## FRAGMENTO DEL DOCUMENTO:
El bosque aleatorio es el mejor de los tres. Consistentemente tiene un buen F1 y el mejor AUC-ROC, lo cual es excelente.

**Regresión logística**

In [15]:
model = LogisticRegression(random_state=42, solver='liblinear')
model.fit(features_train,target_train)

# Predicción para F1
predictions_valid = model.predict(features_valid)
f1_rl = f1_score(target_valid, predictions_valid)

# Probabilidades para AUC-ROC
probabilities_valid = model.predict_proba(features_valid)[:, 1]
auc_roc = roc_auc_score(target_valid, probabilities_valid)

print(f"Regresión Logística - F1={f1_rl:.4f}, AUC-ROC={auc_roc:.4f}")

Regresión Logística - F1=0.2826, AUC-ROC=0.7537


- F1: 0.281
- AUC-ROC: 0.758

La regresión logística es claramente la peor opción. Aunque su AUC-ROC es decent, su F1 es muy bajo.

**Conclusiones:** 
- Si el F1 es bajo pero el AUC-ROC es alto, el modelo distingue bien entre clases en general, pero su desempeño específico en el umbral elegido (0.5) no es ideal. Que es el caso en varios de los modelos que se obtuvieron. 
- En el caso del bosque aleatorio, se puede notar que es la mejor opción. El modelo tiene F1 más altos que los otros modelos y también en AUC-ROC. 
- Entiendo que las instrucciones del proyecto le dan más importancia al F1 porque es un indicador más crítico y que es sensible al desbalance de clases. Después, haré el mismo procedimiento considerando el desequilibrio de clases y que con las técnicas se sobremuestreo y submuestreo, seguramente se verá una mejora en el F1. Hasta el momento, ningún modelo ha alcanzado el 0.59, que es el mínimo para aprobar la revisión. 

# CASO: CONSIDERANDO EL DESEQUILIBRIO DE LAS CLASES

In [None]:
# Explorar el desequilibrio de clases
df['exited'].value_counts(normalize=True)

0    0.7963
1    0.2037
Name: exited, dtype: float64

# Paso 4: Evaluando la calidad de diferentes modelos cambiando los hiperparámetros

**Submuestreo**

In [17]:
# Concatenamos features y target para hacer el muestreo
train_data = pd.concat([features_train, target_train], axis=1)

# Separar clases
class_0 = train_data[train_data['exited'] == 0]
class_1 = train_data[train_data['exited'] == 1]

# Submuestrear la clase mayoritaria
class_0_downsampled = class_0.sample(len(class_1), random_state=42)

# Combinar clases balanceadas
train_data_balanced = pd.concat([class_0_downsampled, class_1])

# Mezclar aleatoriamente
train_data_balanced = shuffle(train_data_balanced, random_state=42)

## TAREA 1:
¿Puedes reproducir sin cambios las filas, empezando por la primera y terminando en la que contiene "y-tick-label: 60% bbox=[43, 211, 68, 225]", ambas incluidas?
## TAREA 2:
¿Cómo seguiría el fragmento sobre la evaluación de modelos de clasificación con clases desbalanceadas? Continúalo a partir de su última línea.

## DATOS PROPORCIONADOS:

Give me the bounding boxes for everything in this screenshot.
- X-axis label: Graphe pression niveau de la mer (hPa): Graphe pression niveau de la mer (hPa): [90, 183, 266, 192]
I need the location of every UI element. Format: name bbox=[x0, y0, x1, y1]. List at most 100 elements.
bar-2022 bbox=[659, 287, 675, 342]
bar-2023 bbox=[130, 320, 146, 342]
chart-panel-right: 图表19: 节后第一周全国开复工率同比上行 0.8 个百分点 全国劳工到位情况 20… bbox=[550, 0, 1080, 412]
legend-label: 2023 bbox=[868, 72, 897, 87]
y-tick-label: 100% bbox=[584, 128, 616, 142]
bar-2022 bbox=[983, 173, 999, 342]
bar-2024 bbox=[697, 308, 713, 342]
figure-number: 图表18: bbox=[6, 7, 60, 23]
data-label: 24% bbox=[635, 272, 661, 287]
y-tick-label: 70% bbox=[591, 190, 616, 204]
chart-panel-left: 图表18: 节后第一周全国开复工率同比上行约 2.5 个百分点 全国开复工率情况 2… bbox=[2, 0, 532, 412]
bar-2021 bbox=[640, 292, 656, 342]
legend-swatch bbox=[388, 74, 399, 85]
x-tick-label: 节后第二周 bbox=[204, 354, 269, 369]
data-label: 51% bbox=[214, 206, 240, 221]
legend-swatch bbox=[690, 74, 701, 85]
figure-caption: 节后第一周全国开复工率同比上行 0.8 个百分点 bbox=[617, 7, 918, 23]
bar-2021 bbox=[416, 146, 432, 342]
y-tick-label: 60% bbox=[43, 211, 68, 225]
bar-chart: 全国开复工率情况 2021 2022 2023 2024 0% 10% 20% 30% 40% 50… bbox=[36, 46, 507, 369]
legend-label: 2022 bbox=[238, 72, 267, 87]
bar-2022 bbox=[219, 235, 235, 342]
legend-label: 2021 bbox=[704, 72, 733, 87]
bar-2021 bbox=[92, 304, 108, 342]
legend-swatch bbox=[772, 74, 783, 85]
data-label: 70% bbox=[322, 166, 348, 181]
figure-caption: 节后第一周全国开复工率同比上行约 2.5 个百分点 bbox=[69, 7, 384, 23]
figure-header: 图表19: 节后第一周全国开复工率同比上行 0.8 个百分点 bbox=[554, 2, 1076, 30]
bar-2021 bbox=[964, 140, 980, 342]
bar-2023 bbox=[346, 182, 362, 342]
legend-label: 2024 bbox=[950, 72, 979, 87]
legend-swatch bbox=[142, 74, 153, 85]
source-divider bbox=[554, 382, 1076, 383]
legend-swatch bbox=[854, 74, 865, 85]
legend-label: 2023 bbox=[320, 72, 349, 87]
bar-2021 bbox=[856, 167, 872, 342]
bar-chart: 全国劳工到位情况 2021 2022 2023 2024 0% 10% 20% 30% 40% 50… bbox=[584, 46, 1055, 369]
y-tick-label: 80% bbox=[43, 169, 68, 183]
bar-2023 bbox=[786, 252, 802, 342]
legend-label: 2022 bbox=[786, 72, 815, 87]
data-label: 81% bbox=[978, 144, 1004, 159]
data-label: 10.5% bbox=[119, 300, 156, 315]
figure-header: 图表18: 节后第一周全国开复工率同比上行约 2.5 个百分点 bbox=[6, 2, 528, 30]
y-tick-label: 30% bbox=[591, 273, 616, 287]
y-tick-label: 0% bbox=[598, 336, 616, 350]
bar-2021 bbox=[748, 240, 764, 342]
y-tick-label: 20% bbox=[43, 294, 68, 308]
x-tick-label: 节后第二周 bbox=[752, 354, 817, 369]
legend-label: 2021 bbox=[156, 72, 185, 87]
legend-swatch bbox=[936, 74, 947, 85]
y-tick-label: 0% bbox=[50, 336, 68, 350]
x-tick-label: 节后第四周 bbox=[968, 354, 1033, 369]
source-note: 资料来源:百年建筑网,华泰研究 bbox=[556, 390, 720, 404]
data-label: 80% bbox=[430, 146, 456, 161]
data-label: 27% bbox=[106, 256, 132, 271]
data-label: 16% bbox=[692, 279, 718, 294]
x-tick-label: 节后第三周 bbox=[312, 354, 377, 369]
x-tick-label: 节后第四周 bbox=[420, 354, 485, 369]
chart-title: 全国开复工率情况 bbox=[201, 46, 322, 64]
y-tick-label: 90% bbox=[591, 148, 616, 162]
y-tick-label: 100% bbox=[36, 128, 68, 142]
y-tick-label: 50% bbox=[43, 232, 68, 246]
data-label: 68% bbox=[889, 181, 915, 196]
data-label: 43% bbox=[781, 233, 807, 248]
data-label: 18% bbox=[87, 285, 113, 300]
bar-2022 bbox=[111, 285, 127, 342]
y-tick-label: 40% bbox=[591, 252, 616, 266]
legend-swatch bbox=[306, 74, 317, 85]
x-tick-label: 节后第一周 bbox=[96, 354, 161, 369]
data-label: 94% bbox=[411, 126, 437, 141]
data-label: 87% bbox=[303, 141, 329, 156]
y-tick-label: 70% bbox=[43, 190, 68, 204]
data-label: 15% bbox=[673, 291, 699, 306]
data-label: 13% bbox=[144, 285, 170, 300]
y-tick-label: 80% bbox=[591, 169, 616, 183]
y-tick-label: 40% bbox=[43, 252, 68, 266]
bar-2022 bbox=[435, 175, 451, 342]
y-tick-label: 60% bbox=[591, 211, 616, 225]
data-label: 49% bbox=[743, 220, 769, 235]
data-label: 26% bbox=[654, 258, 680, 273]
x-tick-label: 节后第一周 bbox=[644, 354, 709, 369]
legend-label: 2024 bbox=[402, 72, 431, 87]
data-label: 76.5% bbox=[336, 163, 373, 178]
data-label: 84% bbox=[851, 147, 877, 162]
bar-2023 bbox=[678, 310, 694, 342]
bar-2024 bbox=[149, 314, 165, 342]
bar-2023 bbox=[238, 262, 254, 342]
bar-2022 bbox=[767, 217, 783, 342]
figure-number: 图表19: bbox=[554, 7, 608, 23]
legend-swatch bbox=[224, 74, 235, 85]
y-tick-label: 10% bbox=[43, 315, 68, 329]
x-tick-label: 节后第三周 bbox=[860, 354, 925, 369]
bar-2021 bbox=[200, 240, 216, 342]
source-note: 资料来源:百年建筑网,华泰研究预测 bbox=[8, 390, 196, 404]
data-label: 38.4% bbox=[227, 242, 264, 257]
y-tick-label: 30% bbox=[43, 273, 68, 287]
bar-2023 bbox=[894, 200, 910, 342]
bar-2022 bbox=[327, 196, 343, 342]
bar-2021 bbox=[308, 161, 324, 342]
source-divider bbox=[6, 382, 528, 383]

## RESPUESTA 1:
Give me the bounding boxes for everything in this screenshot.
- X-axis label: Graphe pression niveau de la mer (hPa): Graphe pression niveau de la mer (hPa): [90, 183, 266, 192]
I need the location of every UI element. Format: name bbox=[x0, y0, x1, y1]. List at most 100 elements.
bar-2022 bbox=[659, 287, 675, 342]
bar-2023 bbox=[130, 320, 146, 342]
chart-panel-right: 图表19: 节后第一周全国开复工率同比上行 0.8 个百分点 全国劳工到位情况 20… bbox=[550, 0, 1080, 412]
legend-label: 2023 bbox=[868, 72, 897, 87]
y-tick-label: 100% bbox=[584, 128, 616, 142]
bar-2022 bbox=[983, 173, 999, 342]
bar-2024 bbox=[697, 308, 713, 342]
figure-number: 图表18: bbox=[6, 7, 60, 23]
data-label: 24% bbox=[635, 272, 661, 287]
y-tick-label: 70% bbox=[591, 190, 616, 204]
chart-panel-left: 图表18: 节后第一周全国开复工率同比上行约 2.5 个百分点 全国开复工率情况 2… bbox=[2, 0, 532, 412]
bar-2021 bbox=[640, 292, 656, 342]
legend-swatch bbox=[388, 74, 399, 85]
x-tick-label: 节后第二周 bbox=[204, 354, 269, 369]
data-label: 51% bbox=[214, 206, 240, 221]
legend-swatch bbox=[690, 74, 701, 85]
figure-caption: 节后第一周全国开复工率同比上行 0.8 个百分点 bbox=[617, 7, 918, 23]
bar-2021 bbox=[416, 146, 432, 342]
y-tick-label: 60% bbox=[43, 211, 68, 225]

## RESPUESTA 2:
# Separar nuevamente features y target
features_train_balanced_sub = train_data_balanced.drop('exited', axis=1)
target_train_balanced_sub = train_data_balanced['exited']

**Arbol de decisión**

In [18]:
for depth in range(1,11):
    model = DecisionTreeClassifier(random_state=42, max_depth=depth)
    model.fit(features_train_balanced_sub,target_train_balanced_sub)
    
    # Predicción para calcular F1
    predictions_valid = model.predict(features_valid)
    f1_ad = f1_score(target_valid,predictions_valid)
    
    # Probabilidades para calcular AUC-ROC (necesita probabilidades, no etiquetas)
    probabilities_valid = model.predict_proba(features_valid)[:, 1]  # Tomamos la columna de probabilidad para la clase 1
    auc_roc = roc_auc_score(target_valid, probabilities_valid)

    print(f"max_depth={depth}: F1={f1_ad:.3f}, AUC-ROC={auc_roc:.3f}")

max_depth=1: F1=0.470, AUC-ROC=0.692
max_depth=2: F1=0.494, AUC-ROC=0.744
max_depth=3: F1=0.494, AUC-ROC=0.792
max_depth=4: F1=0.516, AUC-ROC=0.810
max_depth=5: F1=0.567, AUC-ROC=0.825
max_depth=6: F1=0.522, AUC-ROC=0.818
max_depth=7: F1=0.529, AUC-ROC=0.819
max_depth=8: F1=0.511, AUC-ROC=0.798
max_depth=9: F1=0.493, AUC-ROC=0.779
max_depth=10: F1=0.493, AUC-ROC=0.741


**Bosque aleatorio**

In [19]:
for n in range(10,101,10):
    model = RandomForestClassifier(random_state=42, n_estimators=n)
    model.fit(features_train_balanced_sub,target_train_balanced_sub)
    
    # Predicción para F1
    predictions_valid = model.predict(features_valid)
    f1_ba = f1_score(target_valid,predictions_valid)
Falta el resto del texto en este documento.